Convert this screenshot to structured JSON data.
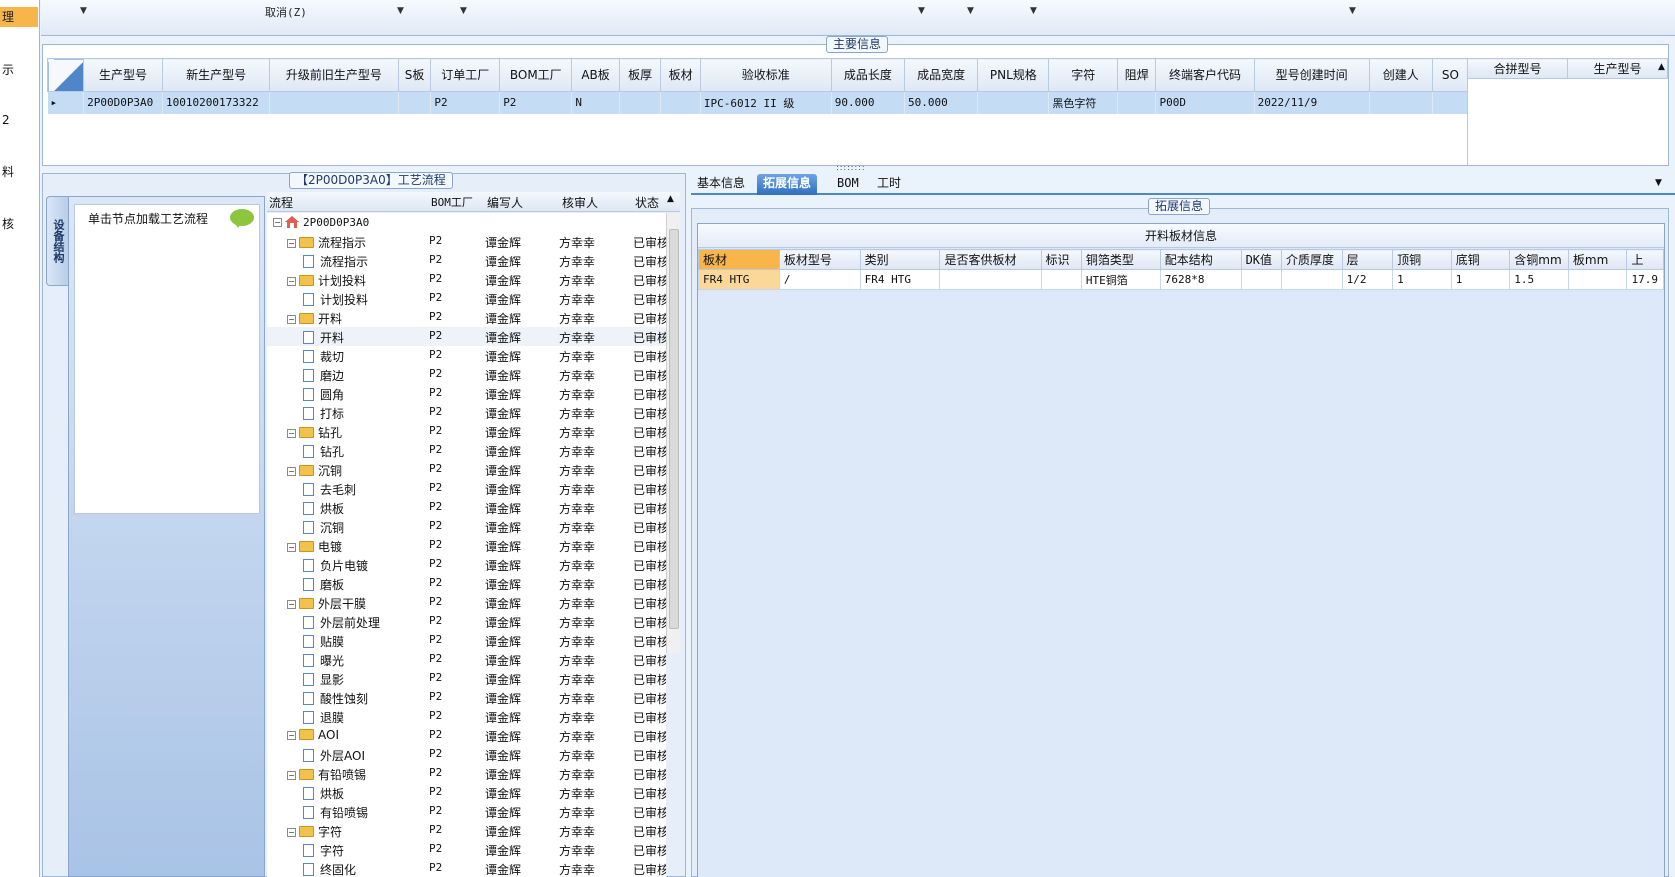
{
  "nav": {
    "items": [
      {
        "label": "理",
        "selected": true
      },
      {
        "label": "示",
        "selected": false
      },
      {
        "label": "2",
        "selected": false
      },
      {
        "label": "料",
        "selected": false
      },
      {
        "label": "核",
        "selected": false
      }
    ]
  },
  "toolbar": {
    "cancel_label": "取消(Z)"
  },
  "main_info": {
    "title": "主要信息",
    "columns": [
      "生产型号",
      "新生产型号",
      "升级前旧生产型号",
      "S板",
      "订单工厂",
      "BOM工厂",
      "AB板",
      "板厚",
      "板材",
      "验收标准",
      "成品长度",
      "成品宽度",
      "PNL规格",
      "字符",
      "阻焊",
      "终端客户代码",
      "型号创建时间",
      "创建人",
      "SO"
    ],
    "row": [
      "2P00D0P3A0",
      "10010200173322",
      "",
      "",
      "P2",
      "P2",
      "N",
      "",
      "",
      "IPC-6012 II 级",
      "90.000",
      "50.000",
      "",
      "黑色字符",
      "",
      "P00D",
      "2022/11/9",
      "",
      ""
    ],
    "side_columns": [
      "合拼型号",
      "生产型号"
    ]
  },
  "flow": {
    "title": "【2P00D0P3A0】工艺流程",
    "vertical_tab": "设备结构",
    "hint": "单击节点加载工艺流程",
    "columns": {
      "process": "流程",
      "bom_factory": "BOM工厂",
      "author": "编写人",
      "reviewer": "核审人",
      "status": "状态"
    },
    "root": "2P00D0P3A0",
    "rows": [
      {
        "level": 1,
        "type": "folder",
        "name": "流程指示",
        "factory": "P2",
        "author": "谭金辉",
        "reviewer": "方幸幸",
        "status": "已审核"
      },
      {
        "level": 2,
        "type": "doc",
        "name": "流程指示",
        "factory": "P2",
        "author": "谭金辉",
        "reviewer": "方幸幸",
        "status": "已审核"
      },
      {
        "level": 1,
        "type": "folder",
        "name": "计划投料",
        "factory": "P2",
        "author": "谭金辉",
        "reviewer": "方幸幸",
        "status": "已审核"
      },
      {
        "level": 2,
        "type": "doc",
        "name": "计划投料",
        "factory": "P2",
        "author": "谭金辉",
        "reviewer": "方幸幸",
        "status": "已审核"
      },
      {
        "level": 1,
        "type": "folder",
        "name": "开料",
        "factory": "P2",
        "author": "谭金辉",
        "reviewer": "方幸幸",
        "status": "已审核"
      },
      {
        "level": 2,
        "type": "doc",
        "name": "开料",
        "factory": "P2",
        "author": "谭金辉",
        "reviewer": "方幸幸",
        "status": "已审核",
        "highlight": true
      },
      {
        "level": 2,
        "type": "doc",
        "name": "裁切",
        "factory": "P2",
        "author": "谭金辉",
        "reviewer": "方幸幸",
        "status": "已审核"
      },
      {
        "level": 2,
        "type": "doc",
        "name": "磨边",
        "factory": "P2",
        "author": "谭金辉",
        "reviewer": "方幸幸",
        "status": "已审核"
      },
      {
        "level": 2,
        "type": "doc",
        "name": "圆角",
        "factory": "P2",
        "author": "谭金辉",
        "reviewer": "方幸幸",
        "status": "已审核"
      },
      {
        "level": 2,
        "type": "doc",
        "name": "打标",
        "factory": "P2",
        "author": "谭金辉",
        "reviewer": "方幸幸",
        "status": "已审核"
      },
      {
        "level": 1,
        "type": "folder",
        "name": "钻孔",
        "factory": "P2",
        "author": "谭金辉",
        "reviewer": "方幸幸",
        "status": "已审核"
      },
      {
        "level": 2,
        "type": "doc",
        "name": "钻孔",
        "factory": "P2",
        "author": "谭金辉",
        "reviewer": "方幸幸",
        "status": "已审核"
      },
      {
        "level": 1,
        "type": "folder",
        "name": "沉铜",
        "factory": "P2",
        "author": "谭金辉",
        "reviewer": "方幸幸",
        "status": "已审核"
      },
      {
        "level": 2,
        "type": "doc",
        "name": "去毛刺",
        "factory": "P2",
        "author": "谭金辉",
        "reviewer": "方幸幸",
        "status": "已审核"
      },
      {
        "level": 2,
        "type": "doc",
        "name": "烘板",
        "factory": "P2",
        "author": "谭金辉",
        "reviewer": "方幸幸",
        "status": "已审核"
      },
      {
        "level": 2,
        "type": "doc",
        "name": "沉铜",
        "factory": "P2",
        "author": "谭金辉",
        "reviewer": "方幸幸",
        "status": "已审核"
      },
      {
        "level": 1,
        "type": "folder",
        "name": "电镀",
        "factory": "P2",
        "author": "谭金辉",
        "reviewer": "方幸幸",
        "status": "已审核"
      },
      {
        "level": 2,
        "type": "doc",
        "name": "负片电镀",
        "factory": "P2",
        "author": "谭金辉",
        "reviewer": "方幸幸",
        "status": "已审核"
      },
      {
        "level": 2,
        "type": "doc",
        "name": "磨板",
        "factory": "P2",
        "author": "谭金辉",
        "reviewer": "方幸幸",
        "status": "已审核"
      },
      {
        "level": 1,
        "type": "folder",
        "name": "外层干膜",
        "factory": "P2",
        "author": "谭金辉",
        "reviewer": "方幸幸",
        "status": "已审核"
      },
      {
        "level": 2,
        "type": "doc",
        "name": "外层前处理",
        "factory": "P2",
        "author": "谭金辉",
        "reviewer": "方幸幸",
        "status": "已审核"
      },
      {
        "level": 2,
        "type": "doc",
        "name": "贴膜",
        "factory": "P2",
        "author": "谭金辉",
        "reviewer": "方幸幸",
        "status": "已审核"
      },
      {
        "level": 2,
        "type": "doc",
        "name": "曝光",
        "factory": "P2",
        "author": "谭金辉",
        "reviewer": "方幸幸",
        "status": "已审核"
      },
      {
        "level": 2,
        "type": "doc",
        "name": "显影",
        "factory": "P2",
        "author": "谭金辉",
        "reviewer": "方幸幸",
        "status": "已审核"
      },
      {
        "level": 2,
        "type": "doc",
        "name": "酸性蚀刻",
        "factory": "P2",
        "author": "谭金辉",
        "reviewer": "方幸幸",
        "status": "已审核"
      },
      {
        "level": 2,
        "type": "doc",
        "name": "退膜",
        "factory": "P2",
        "author": "谭金辉",
        "reviewer": "方幸幸",
        "status": "已审核"
      },
      {
        "level": 1,
        "type": "folder",
        "name": "AOI",
        "factory": "P2",
        "author": "谭金辉",
        "reviewer": "方幸幸",
        "status": "已审核"
      },
      {
        "level": 2,
        "type": "doc",
        "name": "外层AOI",
        "factory": "P2",
        "author": "谭金辉",
        "reviewer": "方幸幸",
        "status": "已审核"
      },
      {
        "level": 1,
        "type": "folder",
        "name": "有铅喷锡",
        "factory": "P2",
        "author": "谭金辉",
        "reviewer": "方幸幸",
        "status": "已审核"
      },
      {
        "level": 2,
        "type": "doc",
        "name": "烘板",
        "factory": "P2",
        "author": "谭金辉",
        "reviewer": "方幸幸",
        "status": "已审核"
      },
      {
        "level": 2,
        "type": "doc",
        "name": "有铅喷锡",
        "factory": "P2",
        "author": "谭金辉",
        "reviewer": "方幸幸",
        "status": "已审核"
      },
      {
        "level": 1,
        "type": "folder",
        "name": "字符",
        "factory": "P2",
        "author": "谭金辉",
        "reviewer": "方幸幸",
        "status": "已审核"
      },
      {
        "level": 2,
        "type": "doc",
        "name": "字符",
        "factory": "P2",
        "author": "谭金辉",
        "reviewer": "方幸幸",
        "status": "已审核"
      },
      {
        "level": 2,
        "type": "doc",
        "name": "终固化",
        "factory": "P2",
        "author": "谭金辉",
        "reviewer": "方幸幸",
        "status": "已审核"
      }
    ]
  },
  "tabs": [
    {
      "label": "基本信息",
      "active": false
    },
    {
      "label": "拓展信息",
      "active": true
    },
    {
      "label": "BOM",
      "active": false
    },
    {
      "label": "工时",
      "active": false
    }
  ],
  "ext_info": {
    "title": "拓展信息",
    "material_caption": "开料板材信息",
    "columns": [
      "板材",
      "板材型号",
      "类别",
      "是否客供板材",
      "标识",
      "铜箔类型",
      "配本结构",
      "DK值",
      "介质厚度",
      "层",
      "顶铜",
      "底铜",
      "含铜mm",
      "板mm",
      "上"
    ],
    "row": [
      "FR4 HTG",
      "/",
      "FR4 HTG",
      "",
      "",
      "HTE铜箔",
      "7628*8",
      "",
      "",
      "1/2",
      "1",
      "1",
      "1.5",
      "",
      "17.9"
    ]
  },
  "colors": {
    "accent": "#2f6fc0",
    "selection": "#c5dcf5",
    "highlight_orange": "#f7b54a",
    "folder": "#f2c14e",
    "bubble": "#8cc63f"
  }
}
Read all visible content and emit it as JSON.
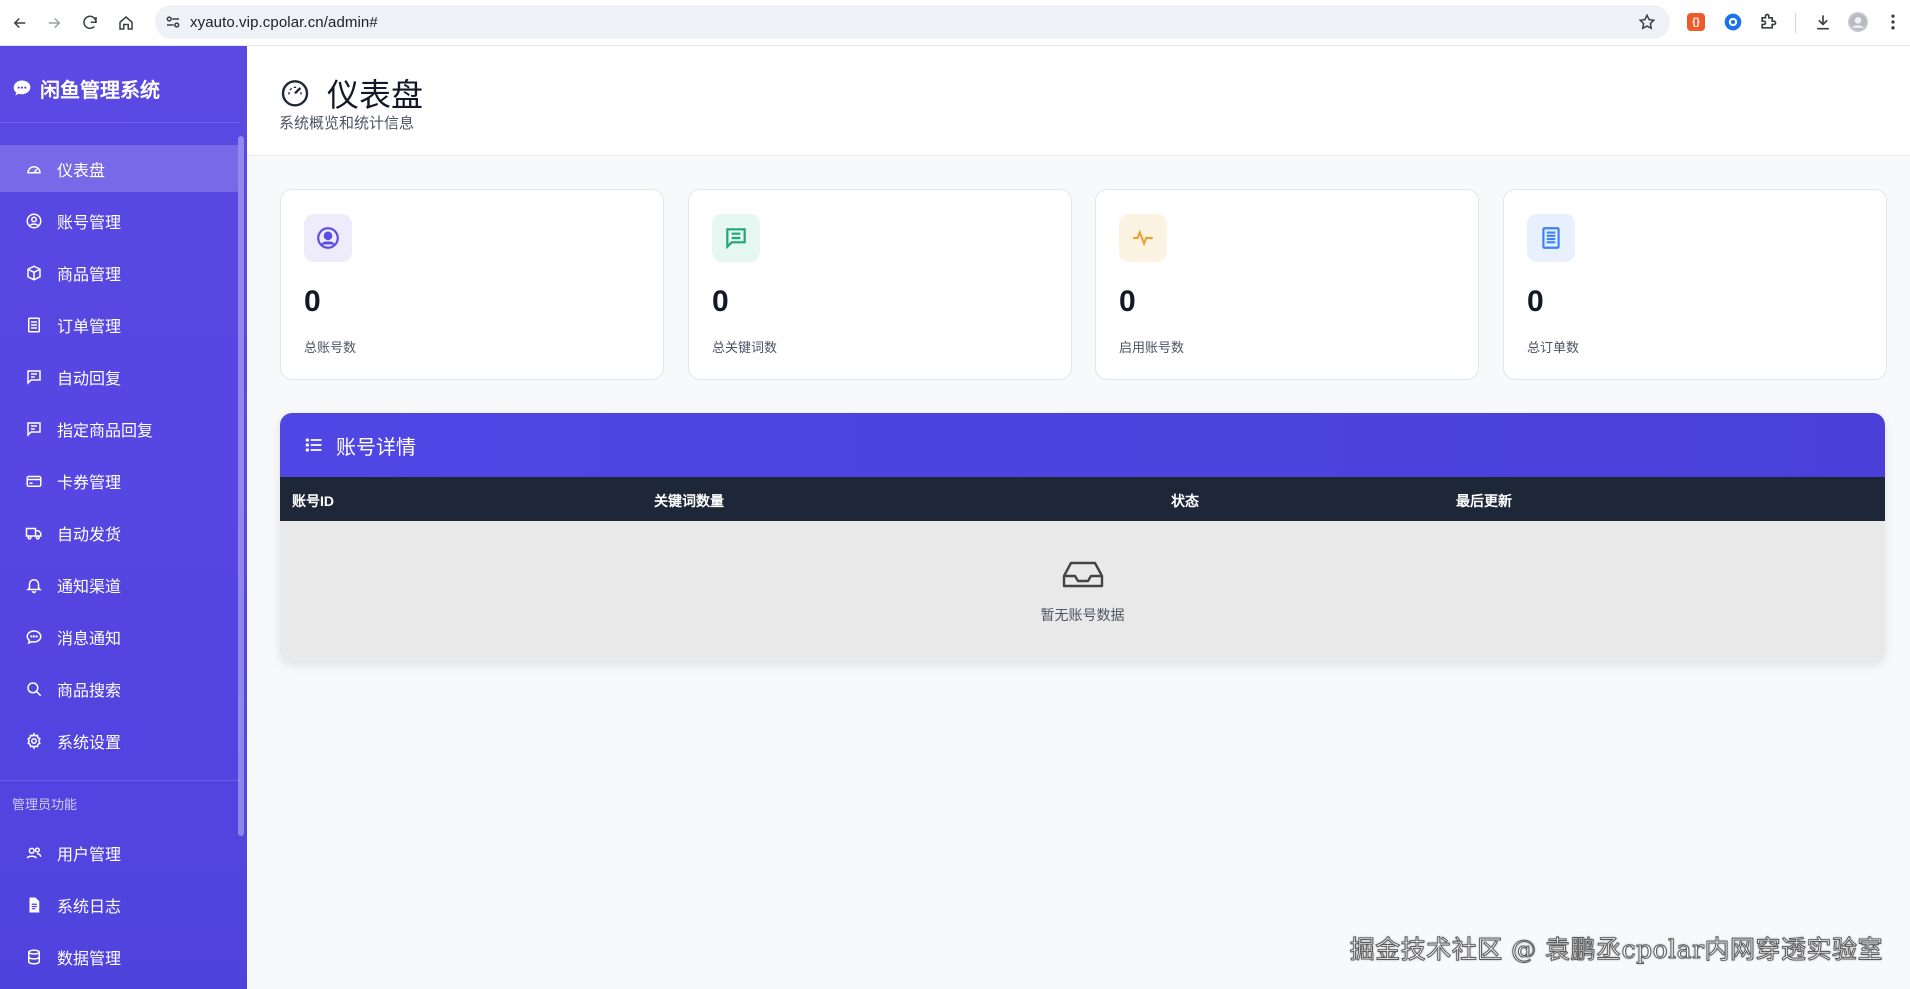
{
  "browser": {
    "url": "xyauto.vip.cpolar.cn/admin#",
    "icons": [
      "back-icon",
      "forward-icon",
      "reload-icon",
      "home-icon",
      "site-info-icon",
      "bookmark-star-icon",
      "extension-icon",
      "puzzle-icon",
      "download-icon",
      "profile-avatar",
      "menu-icon"
    ]
  },
  "sidebar": {
    "brand": "闲鱼管理系统",
    "items": [
      {
        "label": "仪表盘",
        "icon": "dashboard-icon",
        "active": true
      },
      {
        "label": "账号管理",
        "icon": "user-circle-icon"
      },
      {
        "label": "商品管理",
        "icon": "box-icon"
      },
      {
        "label": "订单管理",
        "icon": "list-icon"
      },
      {
        "label": "自动回复",
        "icon": "chat-icon"
      },
      {
        "label": "指定商品回复",
        "icon": "chat-icon"
      },
      {
        "label": "卡券管理",
        "icon": "card-icon"
      },
      {
        "label": "自动发货",
        "icon": "truck-icon"
      },
      {
        "label": "通知渠道",
        "icon": "bell-icon"
      },
      {
        "label": "消息通知",
        "icon": "message-dots-icon"
      },
      {
        "label": "商品搜索",
        "icon": "search-icon"
      },
      {
        "label": "系统设置",
        "icon": "gear-icon"
      }
    ],
    "admin_section_title": "管理员功能",
    "admin_items": [
      {
        "label": "用户管理",
        "icon": "users-icon"
      },
      {
        "label": "系统日志",
        "icon": "file-icon"
      },
      {
        "label": "数据管理",
        "icon": "database-icon"
      }
    ]
  },
  "header": {
    "title": "仪表盘",
    "subtitle": "系统概览和统计信息"
  },
  "stats": [
    {
      "value": "0",
      "label": "总账号数",
      "icon": "user-circle-icon",
      "color": "#5b4ee0",
      "bg": "#eeecfb"
    },
    {
      "value": "0",
      "label": "总关键词数",
      "icon": "chat-lines-icon",
      "color": "#1fa57a",
      "bg": "#e6f6f0"
    },
    {
      "value": "0",
      "label": "启用账号数",
      "icon": "pulse-icon",
      "color": "#e8a23a",
      "bg": "#fdf3e3"
    },
    {
      "value": "0",
      "label": "总订单数",
      "icon": "document-list-icon",
      "color": "#3b82f6",
      "bg": "#e8f0fd"
    }
  ],
  "details": {
    "title": "账号详情",
    "columns": [
      "账号ID",
      "关键词数量",
      "状态",
      "最后更新"
    ],
    "empty_text": "暂无账号数据"
  },
  "watermark": "掘金技术社区 @ 袁鹏丞cpolar内网穿透实验室",
  "colors": {
    "sidebar": "#5646e2",
    "accent": "#4f46e5",
    "table_header": "#1e2737"
  }
}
..........
# [Aim of the task]
Using the listing above, state the number of lines that hold "circle", with no other text.

# [Response for this exercise]
2